## [Goal]
Go through the data below. Pull out every line that has the word "sejuk".

## [Dataset entries]

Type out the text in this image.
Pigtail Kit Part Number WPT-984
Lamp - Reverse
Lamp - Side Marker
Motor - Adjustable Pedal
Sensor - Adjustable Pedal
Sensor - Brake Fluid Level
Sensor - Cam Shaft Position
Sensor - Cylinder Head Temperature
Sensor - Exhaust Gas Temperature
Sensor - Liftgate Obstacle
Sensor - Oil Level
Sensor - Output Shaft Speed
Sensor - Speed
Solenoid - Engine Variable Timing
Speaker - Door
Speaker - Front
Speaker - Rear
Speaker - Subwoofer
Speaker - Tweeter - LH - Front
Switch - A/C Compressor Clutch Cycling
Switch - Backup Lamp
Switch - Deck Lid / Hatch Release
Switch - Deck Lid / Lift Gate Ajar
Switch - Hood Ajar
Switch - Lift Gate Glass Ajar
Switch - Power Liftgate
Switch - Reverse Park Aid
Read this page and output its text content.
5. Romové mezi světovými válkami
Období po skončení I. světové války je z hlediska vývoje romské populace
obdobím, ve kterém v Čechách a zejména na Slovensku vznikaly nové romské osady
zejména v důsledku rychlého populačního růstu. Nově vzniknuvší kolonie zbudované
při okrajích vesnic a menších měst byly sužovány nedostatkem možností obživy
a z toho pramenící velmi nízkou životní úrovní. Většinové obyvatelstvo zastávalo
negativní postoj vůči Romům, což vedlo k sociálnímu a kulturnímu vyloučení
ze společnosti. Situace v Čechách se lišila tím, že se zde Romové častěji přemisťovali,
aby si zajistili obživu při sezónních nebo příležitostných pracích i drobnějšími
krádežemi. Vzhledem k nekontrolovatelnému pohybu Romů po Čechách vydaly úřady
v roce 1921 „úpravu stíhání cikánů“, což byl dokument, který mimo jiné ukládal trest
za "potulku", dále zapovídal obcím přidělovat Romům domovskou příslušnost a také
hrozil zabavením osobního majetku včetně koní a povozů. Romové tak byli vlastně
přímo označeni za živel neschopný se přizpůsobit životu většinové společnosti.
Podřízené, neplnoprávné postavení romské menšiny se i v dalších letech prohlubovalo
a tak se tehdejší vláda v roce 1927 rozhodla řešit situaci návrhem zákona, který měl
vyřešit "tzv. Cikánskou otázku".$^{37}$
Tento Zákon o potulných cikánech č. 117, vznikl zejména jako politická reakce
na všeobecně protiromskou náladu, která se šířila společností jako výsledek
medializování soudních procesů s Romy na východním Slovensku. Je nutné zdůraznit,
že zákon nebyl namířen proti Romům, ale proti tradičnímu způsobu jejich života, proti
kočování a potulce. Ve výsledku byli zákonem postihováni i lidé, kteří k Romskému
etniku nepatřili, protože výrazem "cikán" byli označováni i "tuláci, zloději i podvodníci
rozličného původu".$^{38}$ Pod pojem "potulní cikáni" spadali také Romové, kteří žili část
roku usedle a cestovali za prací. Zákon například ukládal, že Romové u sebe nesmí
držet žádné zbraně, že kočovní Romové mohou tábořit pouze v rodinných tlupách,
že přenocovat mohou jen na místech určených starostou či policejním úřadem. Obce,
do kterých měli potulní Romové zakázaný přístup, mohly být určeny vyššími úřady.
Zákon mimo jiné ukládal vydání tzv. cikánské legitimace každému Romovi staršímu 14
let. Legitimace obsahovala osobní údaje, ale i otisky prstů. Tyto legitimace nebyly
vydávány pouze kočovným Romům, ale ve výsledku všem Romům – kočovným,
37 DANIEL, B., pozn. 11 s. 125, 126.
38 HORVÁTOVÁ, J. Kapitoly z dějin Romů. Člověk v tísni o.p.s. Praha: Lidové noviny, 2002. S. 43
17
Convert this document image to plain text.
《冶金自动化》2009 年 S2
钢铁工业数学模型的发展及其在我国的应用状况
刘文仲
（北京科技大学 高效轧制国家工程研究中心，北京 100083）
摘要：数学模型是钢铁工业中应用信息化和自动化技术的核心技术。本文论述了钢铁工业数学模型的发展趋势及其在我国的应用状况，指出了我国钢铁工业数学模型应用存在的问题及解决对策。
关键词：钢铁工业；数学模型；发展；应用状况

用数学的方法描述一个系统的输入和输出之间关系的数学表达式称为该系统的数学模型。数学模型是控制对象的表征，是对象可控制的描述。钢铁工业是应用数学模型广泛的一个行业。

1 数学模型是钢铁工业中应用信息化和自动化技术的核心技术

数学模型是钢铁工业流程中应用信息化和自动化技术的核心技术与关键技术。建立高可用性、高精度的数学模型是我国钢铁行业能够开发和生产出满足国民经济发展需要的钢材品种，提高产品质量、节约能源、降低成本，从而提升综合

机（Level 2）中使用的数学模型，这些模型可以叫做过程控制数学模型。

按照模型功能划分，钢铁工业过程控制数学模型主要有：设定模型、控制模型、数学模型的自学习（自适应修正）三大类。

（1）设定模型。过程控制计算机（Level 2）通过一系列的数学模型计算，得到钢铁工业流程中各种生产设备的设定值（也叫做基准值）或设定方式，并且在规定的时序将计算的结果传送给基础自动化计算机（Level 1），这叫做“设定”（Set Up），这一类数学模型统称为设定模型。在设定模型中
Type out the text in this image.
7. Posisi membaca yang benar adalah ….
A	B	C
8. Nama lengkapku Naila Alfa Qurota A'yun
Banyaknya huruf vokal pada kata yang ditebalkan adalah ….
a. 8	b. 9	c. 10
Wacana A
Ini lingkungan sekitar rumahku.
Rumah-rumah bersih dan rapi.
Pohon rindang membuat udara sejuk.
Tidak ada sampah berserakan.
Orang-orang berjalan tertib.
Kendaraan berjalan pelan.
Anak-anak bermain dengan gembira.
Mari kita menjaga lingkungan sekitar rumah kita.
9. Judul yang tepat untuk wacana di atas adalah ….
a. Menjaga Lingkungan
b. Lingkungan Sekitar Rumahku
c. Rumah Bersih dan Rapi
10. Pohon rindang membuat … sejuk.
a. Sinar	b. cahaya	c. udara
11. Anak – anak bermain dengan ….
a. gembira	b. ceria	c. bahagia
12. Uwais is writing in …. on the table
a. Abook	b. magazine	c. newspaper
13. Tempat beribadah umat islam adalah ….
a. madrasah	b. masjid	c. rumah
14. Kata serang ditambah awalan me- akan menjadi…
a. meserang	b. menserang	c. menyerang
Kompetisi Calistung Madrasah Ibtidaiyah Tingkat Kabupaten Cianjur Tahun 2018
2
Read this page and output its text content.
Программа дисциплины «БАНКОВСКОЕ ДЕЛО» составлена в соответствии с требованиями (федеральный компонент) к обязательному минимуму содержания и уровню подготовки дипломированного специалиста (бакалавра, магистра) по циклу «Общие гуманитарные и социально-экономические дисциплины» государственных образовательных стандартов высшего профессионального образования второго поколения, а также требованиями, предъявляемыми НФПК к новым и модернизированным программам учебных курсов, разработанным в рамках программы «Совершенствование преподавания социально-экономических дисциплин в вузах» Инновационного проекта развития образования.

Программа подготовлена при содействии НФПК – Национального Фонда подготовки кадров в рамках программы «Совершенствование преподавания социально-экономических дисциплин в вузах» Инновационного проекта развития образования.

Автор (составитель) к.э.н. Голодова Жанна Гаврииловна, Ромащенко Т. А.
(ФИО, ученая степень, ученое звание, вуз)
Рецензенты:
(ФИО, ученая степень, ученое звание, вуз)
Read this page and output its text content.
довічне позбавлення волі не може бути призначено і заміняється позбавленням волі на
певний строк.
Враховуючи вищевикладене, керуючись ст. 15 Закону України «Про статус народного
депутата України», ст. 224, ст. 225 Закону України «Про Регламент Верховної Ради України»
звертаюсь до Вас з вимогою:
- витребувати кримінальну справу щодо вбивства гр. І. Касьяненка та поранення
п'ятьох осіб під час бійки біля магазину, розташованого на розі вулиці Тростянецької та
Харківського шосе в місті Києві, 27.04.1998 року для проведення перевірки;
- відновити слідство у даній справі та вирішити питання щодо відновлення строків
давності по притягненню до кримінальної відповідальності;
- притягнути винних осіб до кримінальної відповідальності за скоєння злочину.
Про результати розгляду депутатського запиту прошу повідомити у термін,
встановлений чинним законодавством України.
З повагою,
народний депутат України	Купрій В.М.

## [Task response]
Pohon rindang membuat udara sejuk.
10. Pohon rindang membuat … sejuk.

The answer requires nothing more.